DIRECTIVE: Return the records that follow, matching each one exactly.

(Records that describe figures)
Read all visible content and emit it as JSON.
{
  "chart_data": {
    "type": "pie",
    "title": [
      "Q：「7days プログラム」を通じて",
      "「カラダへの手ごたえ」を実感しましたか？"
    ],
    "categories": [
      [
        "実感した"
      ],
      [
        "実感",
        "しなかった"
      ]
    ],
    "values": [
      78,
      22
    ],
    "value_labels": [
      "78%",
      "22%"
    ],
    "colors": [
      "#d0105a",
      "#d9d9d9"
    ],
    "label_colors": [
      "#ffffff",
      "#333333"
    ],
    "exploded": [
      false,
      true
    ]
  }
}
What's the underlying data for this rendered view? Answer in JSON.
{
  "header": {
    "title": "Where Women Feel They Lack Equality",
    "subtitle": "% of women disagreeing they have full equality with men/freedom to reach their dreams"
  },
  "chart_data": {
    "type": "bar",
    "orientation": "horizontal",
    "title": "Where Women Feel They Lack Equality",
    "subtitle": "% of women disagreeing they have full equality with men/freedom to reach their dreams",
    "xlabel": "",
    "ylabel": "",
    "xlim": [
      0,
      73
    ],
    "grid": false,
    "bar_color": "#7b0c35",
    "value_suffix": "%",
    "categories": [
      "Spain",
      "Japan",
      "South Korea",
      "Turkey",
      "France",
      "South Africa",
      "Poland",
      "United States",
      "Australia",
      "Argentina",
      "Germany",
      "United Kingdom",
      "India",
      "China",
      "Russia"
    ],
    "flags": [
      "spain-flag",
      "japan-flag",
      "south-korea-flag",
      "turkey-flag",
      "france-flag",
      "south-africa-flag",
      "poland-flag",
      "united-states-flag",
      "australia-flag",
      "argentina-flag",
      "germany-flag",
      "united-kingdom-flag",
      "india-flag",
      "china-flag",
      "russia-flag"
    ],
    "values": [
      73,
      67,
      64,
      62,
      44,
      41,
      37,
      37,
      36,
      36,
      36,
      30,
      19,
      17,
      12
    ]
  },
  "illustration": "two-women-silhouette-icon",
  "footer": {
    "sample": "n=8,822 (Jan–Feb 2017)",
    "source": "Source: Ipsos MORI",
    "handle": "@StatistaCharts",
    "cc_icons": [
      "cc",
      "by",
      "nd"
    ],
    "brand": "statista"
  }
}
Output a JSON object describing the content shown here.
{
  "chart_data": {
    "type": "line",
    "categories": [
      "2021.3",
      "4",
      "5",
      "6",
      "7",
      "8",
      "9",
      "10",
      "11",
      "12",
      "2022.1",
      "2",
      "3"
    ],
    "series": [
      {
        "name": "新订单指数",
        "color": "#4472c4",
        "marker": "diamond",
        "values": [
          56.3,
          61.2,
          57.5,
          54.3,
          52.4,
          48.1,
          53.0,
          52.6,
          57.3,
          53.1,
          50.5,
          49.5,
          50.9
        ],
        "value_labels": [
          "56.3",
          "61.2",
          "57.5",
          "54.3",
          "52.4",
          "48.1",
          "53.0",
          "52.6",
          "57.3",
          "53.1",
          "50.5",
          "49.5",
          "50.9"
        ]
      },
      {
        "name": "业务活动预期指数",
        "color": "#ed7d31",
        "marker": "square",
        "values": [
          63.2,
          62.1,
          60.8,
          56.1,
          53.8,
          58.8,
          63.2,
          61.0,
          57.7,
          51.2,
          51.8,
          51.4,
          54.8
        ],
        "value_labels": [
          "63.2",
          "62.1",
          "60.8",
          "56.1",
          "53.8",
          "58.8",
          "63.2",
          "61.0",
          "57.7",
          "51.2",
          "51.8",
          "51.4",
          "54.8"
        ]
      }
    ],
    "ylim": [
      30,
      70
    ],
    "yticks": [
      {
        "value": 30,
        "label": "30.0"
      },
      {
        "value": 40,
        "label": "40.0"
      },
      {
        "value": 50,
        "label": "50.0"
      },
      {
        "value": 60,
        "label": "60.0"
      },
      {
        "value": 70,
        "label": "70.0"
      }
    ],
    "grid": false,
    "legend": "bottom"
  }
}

SOLUTION TO THE PROBLEM:
Read all visible content and emit it as JSON.
{
  "chart_data": {
    "type": "pie",
    "title": [
      "Q：「7days プログラム」を通じて",
      "「カラダへの手ごたえ」を実感しましたか？"
    ],
    "categories": [
      [
        "実感した"
      ],
      [
        "実感",
        "しなかった"
      ]
    ],
    "values": [
      78,
      22
    ],
    "value_labels": [
      "78%",
      "22%"
    ],
    "colors": [
      "#d0105a",
      "#d9d9d9"
    ],
    "label_colors": [
      "#ffffff",
      "#333333"
    ],
    "exploded": [
      false,
      true
    ]
  }
}
What's the underlying data for this rendered view? Answer in JSON.
{
  "header": {
    "title": "Where Women Feel They Lack Equality",
    "subtitle": "% of women disagreeing they have full equality with men/freedom to reach their dreams"
  },
  "chart_data": {
    "type": "bar",
    "orientation": "horizontal",
    "title": "Where Women Feel They Lack Equality",
    "subtitle": "% of women disagreeing they have full equality with men/freedom to reach their dreams",
    "xlabel": "",
    "ylabel": "",
    "xlim": [
      0,
      73
    ],
    "grid": false,
    "bar_color": "#7b0c35",
    "value_suffix": "%",
    "categories": [
      "Spain",
      "Japan",
      "South Korea",
      "Turkey",
      "France",
      "South Africa",
      "Poland",
      "United States",
      "Australia",
      "Argentina",
      "Germany",
      "United Kingdom",
      "India",
      "China",
      "Russia"
    ],
    "flags": [
      "spain-flag",
      "japan-flag",
      "south-korea-flag",
      "turkey-flag",
      "france-flag",
      "south-africa-flag",
      "poland-flag",
      "united-states-flag",
      "australia-flag",
      "argentina-flag",
      "germany-flag",
      "united-kingdom-flag",
      "india-flag",
      "china-flag",
      "russia-flag"
    ],
    "values": [
      73,
      67,
      64,
      62,
      44,
      41,
      37,
      37,
      36,
      36,
      36,
      30,
      19,
      17,
      12
    ]
  },
  "illustration": "two-women-silhouette-icon",
  "footer": {
    "sample": "n=8,822 (Jan–Feb 2017)",
    "source": "Source: Ipsos MORI",
    "handle": "@StatistaCharts",
    "cc_icons": [
      "cc",
      "by",
      "nd"
    ],
    "brand": "statista"
  }
}
Output a JSON object describing the content shown here.
{
  "chart_data": {
    "type": "line",
    "categories": [
      "2021.3",
      "4",
      "5",
      "6",
      "7",
      "8",
      "9",
      "10",
      "11",
      "12",
      "2022.1",
      "2",
      "3"
    ],
    "series": [
      {
        "name": "新订单指数",
        "color": "#4472c4",
        "marker": "diamond",
        "values": [
          56.3,
          61.2,
          57.5,
          54.3,
          52.4,
          48.1,
          53.0,
          52.6,
          57.3,
          53.1,
          50.5,
          49.5,
          50.9
        ],
        "value_labels": [
          "56.3",
          "61.2",
          "57.5",
          "54.3",
          "52.4",
          "48.1",
          "53.0",
          "52.6",
          "57.3",
          "53.1",
          "50.5",
          "49.5",
          "50.9"
        ]
      },
      {
        "name": "业务活动预期指数",
        "color": "#ed7d31",
        "marker": "square",
        "values": [
          63.2,
          62.1,
          60.8,
          56.1,
          53.8,
          58.8,
          63.2,
          61.0,
          57.7,
          51.2,
          51.8,
          51.4,
          54.8
        ],
        "value_labels": [
          "63.2",
          "62.1",
          "60.8",
          "56.1",
          "53.8",
          "58.8",
          "63.2",
          "61.0",
          "57.7",
          "51.2",
          "51.8",
          "51.4",
          "54.8"
        ]
      }
    ],
    "ylim": [
      30,
      70
    ],
    "yticks": [
      {
        "value": 30,
        "label": "30.0"
      },
      {
        "value": 40,
        "label": "40.0"
      },
      {
        "value": 50,
        "label": "50.0"
      },
      {
        "value": 60,
        "label": "60.0"
      },
      {
        "value": 70,
        "label": "70.0"
      }
    ],
    "grid": false,
    "legend": "bottom"
  }
}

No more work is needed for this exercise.